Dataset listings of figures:
===============
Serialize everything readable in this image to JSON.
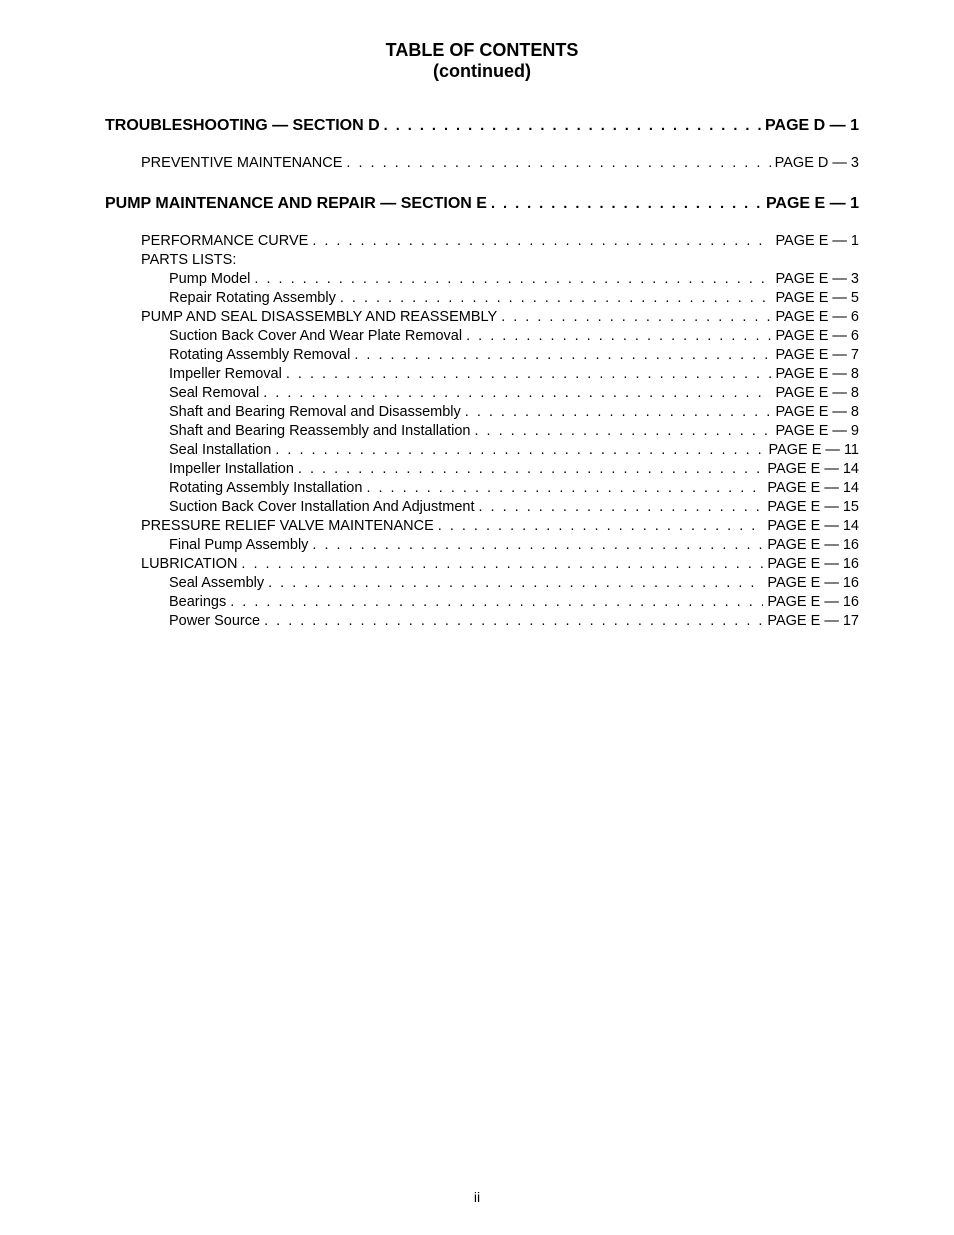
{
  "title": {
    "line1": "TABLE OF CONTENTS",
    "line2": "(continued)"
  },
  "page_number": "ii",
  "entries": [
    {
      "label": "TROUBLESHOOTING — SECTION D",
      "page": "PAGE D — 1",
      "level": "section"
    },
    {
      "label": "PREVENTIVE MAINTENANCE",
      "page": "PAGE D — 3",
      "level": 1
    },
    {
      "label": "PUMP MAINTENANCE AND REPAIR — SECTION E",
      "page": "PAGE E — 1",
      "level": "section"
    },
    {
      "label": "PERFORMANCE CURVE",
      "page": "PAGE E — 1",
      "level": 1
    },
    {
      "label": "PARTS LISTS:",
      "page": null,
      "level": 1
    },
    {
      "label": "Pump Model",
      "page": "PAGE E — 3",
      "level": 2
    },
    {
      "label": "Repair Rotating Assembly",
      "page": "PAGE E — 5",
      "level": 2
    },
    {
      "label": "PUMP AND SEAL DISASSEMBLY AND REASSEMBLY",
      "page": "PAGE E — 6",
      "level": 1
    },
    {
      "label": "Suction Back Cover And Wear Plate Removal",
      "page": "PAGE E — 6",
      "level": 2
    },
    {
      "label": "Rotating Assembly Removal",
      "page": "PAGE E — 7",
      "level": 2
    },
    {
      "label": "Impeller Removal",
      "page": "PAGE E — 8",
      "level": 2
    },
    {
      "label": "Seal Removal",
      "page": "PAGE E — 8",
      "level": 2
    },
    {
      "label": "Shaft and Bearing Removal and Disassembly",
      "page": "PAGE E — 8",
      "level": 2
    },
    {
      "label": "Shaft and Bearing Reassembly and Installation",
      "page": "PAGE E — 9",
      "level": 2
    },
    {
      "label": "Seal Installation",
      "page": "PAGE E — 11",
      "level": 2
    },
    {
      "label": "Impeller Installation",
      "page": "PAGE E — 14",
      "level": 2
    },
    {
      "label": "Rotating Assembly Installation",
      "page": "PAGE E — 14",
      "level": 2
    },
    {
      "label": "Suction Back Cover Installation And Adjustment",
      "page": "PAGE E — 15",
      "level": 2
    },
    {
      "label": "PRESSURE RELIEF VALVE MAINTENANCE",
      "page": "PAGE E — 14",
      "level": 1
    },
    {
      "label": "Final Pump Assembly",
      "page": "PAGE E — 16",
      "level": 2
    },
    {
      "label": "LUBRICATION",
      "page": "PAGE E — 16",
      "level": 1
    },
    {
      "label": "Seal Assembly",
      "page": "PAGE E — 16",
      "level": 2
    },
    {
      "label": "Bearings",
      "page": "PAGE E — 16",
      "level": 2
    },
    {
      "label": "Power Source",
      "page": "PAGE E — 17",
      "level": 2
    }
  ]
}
===============
> Aim
Each line in the entries above that includes the string "Installation" should be extracted.

> Solution to this task
      "label": "Shaft and Bearing Reassembly and Installation",
      "label": "Seal Installation",
      "label": "Impeller Installation",
      "label": "Rotating Assembly Installation",
      "label": "Suction Back Cover Installation And Adjustment",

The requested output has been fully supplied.